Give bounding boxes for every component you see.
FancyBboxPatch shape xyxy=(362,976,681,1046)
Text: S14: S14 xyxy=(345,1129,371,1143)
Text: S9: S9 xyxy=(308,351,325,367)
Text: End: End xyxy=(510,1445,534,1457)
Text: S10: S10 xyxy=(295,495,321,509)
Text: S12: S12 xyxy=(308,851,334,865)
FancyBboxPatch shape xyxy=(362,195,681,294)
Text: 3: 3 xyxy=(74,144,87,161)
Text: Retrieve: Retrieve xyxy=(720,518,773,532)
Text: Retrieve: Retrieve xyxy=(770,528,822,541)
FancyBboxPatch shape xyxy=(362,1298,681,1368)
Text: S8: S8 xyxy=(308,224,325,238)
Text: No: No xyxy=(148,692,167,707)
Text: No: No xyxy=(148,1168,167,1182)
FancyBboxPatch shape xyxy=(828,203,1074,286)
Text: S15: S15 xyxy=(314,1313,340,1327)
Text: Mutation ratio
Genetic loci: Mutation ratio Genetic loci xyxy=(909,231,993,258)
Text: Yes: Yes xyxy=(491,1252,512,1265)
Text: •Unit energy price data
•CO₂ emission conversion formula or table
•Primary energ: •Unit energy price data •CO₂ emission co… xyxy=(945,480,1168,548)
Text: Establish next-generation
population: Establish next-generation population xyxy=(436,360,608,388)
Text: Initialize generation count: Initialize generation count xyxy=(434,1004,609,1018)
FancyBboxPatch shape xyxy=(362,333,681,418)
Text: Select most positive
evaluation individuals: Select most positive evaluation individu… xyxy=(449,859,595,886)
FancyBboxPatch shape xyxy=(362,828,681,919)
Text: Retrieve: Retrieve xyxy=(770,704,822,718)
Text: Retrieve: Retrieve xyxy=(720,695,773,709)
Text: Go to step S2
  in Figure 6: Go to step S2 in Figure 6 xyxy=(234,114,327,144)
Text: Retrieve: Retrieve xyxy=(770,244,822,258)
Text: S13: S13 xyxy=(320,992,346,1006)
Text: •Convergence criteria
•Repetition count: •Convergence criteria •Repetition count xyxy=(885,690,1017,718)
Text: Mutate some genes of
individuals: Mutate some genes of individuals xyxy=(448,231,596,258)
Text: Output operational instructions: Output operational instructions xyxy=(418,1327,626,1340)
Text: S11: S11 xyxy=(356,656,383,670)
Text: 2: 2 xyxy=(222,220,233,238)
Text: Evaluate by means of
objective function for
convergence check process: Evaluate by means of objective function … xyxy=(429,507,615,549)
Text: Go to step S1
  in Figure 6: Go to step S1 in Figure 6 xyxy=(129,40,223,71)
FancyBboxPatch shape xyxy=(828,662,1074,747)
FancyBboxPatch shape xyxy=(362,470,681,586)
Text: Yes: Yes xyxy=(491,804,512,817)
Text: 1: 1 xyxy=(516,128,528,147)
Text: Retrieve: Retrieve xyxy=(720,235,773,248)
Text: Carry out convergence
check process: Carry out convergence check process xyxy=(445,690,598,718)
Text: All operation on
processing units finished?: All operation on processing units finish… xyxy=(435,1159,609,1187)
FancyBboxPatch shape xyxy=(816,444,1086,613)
☆ ☆ ☆ ☆
**WHAT YOU ARE ASKED TO DO:**
Reproduce every entry shown above, precisely as it stands.

**SOLUTION TO THE PROBLEM:**
Give bounding boxes for every component you see.
FancyBboxPatch shape xyxy=(362,976,681,1046)
Text: S14: S14 xyxy=(345,1129,371,1143)
Text: S9: S9 xyxy=(308,351,325,367)
Text: End: End xyxy=(510,1445,534,1457)
Text: S10: S10 xyxy=(295,495,321,509)
Text: S12: S12 xyxy=(308,851,334,865)
FancyBboxPatch shape xyxy=(362,195,681,294)
Text: 3: 3 xyxy=(74,144,87,161)
Text: Retrieve: Retrieve xyxy=(720,518,773,532)
Text: Retrieve: Retrieve xyxy=(770,528,822,541)
FancyBboxPatch shape xyxy=(362,1298,681,1368)
Text: S8: S8 xyxy=(308,224,325,238)
Text: No: No xyxy=(148,692,167,707)
Text: No: No xyxy=(148,1168,167,1182)
FancyBboxPatch shape xyxy=(828,203,1074,286)
Text: S15: S15 xyxy=(314,1313,340,1327)
Text: Mutation ratio
Genetic loci: Mutation ratio Genetic loci xyxy=(909,231,993,258)
Text: Yes: Yes xyxy=(491,1252,512,1265)
Text: •Unit energy price data
•CO₂ emission conversion formula or table
•Primary energ: •Unit energy price data •CO₂ emission co… xyxy=(945,480,1168,548)
Text: Establish next-generation
population: Establish next-generation population xyxy=(436,360,608,388)
Text: Initialize generation count: Initialize generation count xyxy=(434,1004,609,1018)
FancyBboxPatch shape xyxy=(362,333,681,418)
Text: Select most positive
evaluation individuals: Select most positive evaluation individu… xyxy=(449,859,595,886)
FancyBboxPatch shape xyxy=(362,828,681,919)
Text: Retrieve: Retrieve xyxy=(770,704,822,718)
Text: Retrieve: Retrieve xyxy=(720,695,773,709)
Text: Go to step S2
  in Figure 6: Go to step S2 in Figure 6 xyxy=(234,114,327,144)
Text: Retrieve: Retrieve xyxy=(770,244,822,258)
Text: S13: S13 xyxy=(320,992,346,1006)
Text: •Convergence criteria
•Repetition count: •Convergence criteria •Repetition count xyxy=(885,690,1017,718)
Text: Mutate some genes of
individuals: Mutate some genes of individuals xyxy=(448,231,596,258)
Text: Output operational instructions: Output operational instructions xyxy=(418,1327,626,1340)
Text: S11: S11 xyxy=(356,656,383,670)
Text: 2: 2 xyxy=(222,220,233,238)
Text: Evaluate by means of
objective function for
convergence check process: Evaluate by means of objective function … xyxy=(429,507,615,549)
Text: Go to step S1
  in Figure 6: Go to step S1 in Figure 6 xyxy=(129,40,223,71)
FancyBboxPatch shape xyxy=(828,662,1074,747)
FancyBboxPatch shape xyxy=(362,470,681,586)
Text: Yes: Yes xyxy=(491,804,512,817)
Text: 1: 1 xyxy=(516,128,528,147)
Text: Retrieve: Retrieve xyxy=(720,235,773,248)
Text: Carry out convergence
check process: Carry out convergence check process xyxy=(445,690,598,718)
Text: All operation on
processing units finished?: All operation on processing units finish… xyxy=(435,1159,609,1187)
FancyBboxPatch shape xyxy=(816,444,1086,613)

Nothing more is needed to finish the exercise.